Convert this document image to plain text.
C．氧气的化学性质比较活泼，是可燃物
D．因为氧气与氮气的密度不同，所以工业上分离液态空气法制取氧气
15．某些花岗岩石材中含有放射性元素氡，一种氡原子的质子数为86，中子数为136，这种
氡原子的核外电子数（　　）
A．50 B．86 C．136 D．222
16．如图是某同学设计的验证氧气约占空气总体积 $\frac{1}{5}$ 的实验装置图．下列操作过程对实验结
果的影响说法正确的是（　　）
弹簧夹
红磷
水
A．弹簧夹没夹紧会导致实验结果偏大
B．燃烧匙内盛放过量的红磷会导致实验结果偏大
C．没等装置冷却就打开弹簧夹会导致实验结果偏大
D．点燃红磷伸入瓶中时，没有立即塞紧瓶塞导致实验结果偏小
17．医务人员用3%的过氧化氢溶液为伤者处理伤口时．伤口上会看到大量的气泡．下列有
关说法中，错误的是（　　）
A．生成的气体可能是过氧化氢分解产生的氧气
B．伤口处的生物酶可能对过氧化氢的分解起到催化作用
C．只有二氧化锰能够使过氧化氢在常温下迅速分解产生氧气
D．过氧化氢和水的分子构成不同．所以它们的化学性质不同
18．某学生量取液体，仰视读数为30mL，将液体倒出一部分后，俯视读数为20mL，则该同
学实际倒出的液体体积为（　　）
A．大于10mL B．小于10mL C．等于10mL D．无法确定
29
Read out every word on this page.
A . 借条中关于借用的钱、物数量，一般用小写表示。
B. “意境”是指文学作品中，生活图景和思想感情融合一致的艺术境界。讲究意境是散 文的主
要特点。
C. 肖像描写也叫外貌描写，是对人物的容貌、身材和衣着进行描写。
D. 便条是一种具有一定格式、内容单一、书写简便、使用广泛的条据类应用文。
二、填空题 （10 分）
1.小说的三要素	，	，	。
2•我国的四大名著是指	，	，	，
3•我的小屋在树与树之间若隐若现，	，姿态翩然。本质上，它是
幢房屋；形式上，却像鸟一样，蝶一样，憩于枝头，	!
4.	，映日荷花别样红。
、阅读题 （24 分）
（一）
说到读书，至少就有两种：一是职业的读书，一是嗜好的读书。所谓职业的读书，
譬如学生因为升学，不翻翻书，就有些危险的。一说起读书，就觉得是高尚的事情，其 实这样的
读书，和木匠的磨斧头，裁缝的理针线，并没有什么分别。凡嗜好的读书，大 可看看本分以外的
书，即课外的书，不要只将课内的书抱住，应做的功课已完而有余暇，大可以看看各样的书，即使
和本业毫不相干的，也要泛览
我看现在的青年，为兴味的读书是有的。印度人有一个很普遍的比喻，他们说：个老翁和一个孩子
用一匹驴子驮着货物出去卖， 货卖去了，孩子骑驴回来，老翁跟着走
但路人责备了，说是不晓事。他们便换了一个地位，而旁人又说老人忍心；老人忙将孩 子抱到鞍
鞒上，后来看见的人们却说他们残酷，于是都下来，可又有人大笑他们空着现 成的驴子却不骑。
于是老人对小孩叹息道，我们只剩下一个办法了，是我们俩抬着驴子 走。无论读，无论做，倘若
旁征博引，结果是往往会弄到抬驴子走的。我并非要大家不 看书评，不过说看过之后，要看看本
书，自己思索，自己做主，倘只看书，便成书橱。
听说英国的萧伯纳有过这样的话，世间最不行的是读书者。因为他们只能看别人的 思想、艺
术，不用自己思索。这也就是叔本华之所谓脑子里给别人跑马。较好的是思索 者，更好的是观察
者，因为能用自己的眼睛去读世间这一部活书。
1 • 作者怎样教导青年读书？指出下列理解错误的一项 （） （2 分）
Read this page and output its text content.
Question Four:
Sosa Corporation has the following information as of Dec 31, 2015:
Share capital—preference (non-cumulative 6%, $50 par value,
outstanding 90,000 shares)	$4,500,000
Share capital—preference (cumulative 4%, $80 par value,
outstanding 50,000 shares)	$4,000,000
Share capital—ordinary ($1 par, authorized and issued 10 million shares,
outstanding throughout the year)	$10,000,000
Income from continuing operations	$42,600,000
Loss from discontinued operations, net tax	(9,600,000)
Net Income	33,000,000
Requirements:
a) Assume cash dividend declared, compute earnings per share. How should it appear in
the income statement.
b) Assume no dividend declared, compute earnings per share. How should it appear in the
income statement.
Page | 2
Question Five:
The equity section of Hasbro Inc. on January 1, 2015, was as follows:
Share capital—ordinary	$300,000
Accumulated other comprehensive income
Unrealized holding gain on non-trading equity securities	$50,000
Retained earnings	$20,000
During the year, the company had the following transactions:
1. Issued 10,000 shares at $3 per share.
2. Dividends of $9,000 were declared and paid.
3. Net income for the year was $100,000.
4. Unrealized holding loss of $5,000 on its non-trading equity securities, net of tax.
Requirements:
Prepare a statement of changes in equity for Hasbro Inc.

_ _ _

[THE EXERCISE]
In how many lines does the word "shares" appear? Respond with the number alone.

[RESULT OF THIS EXERCISE]
4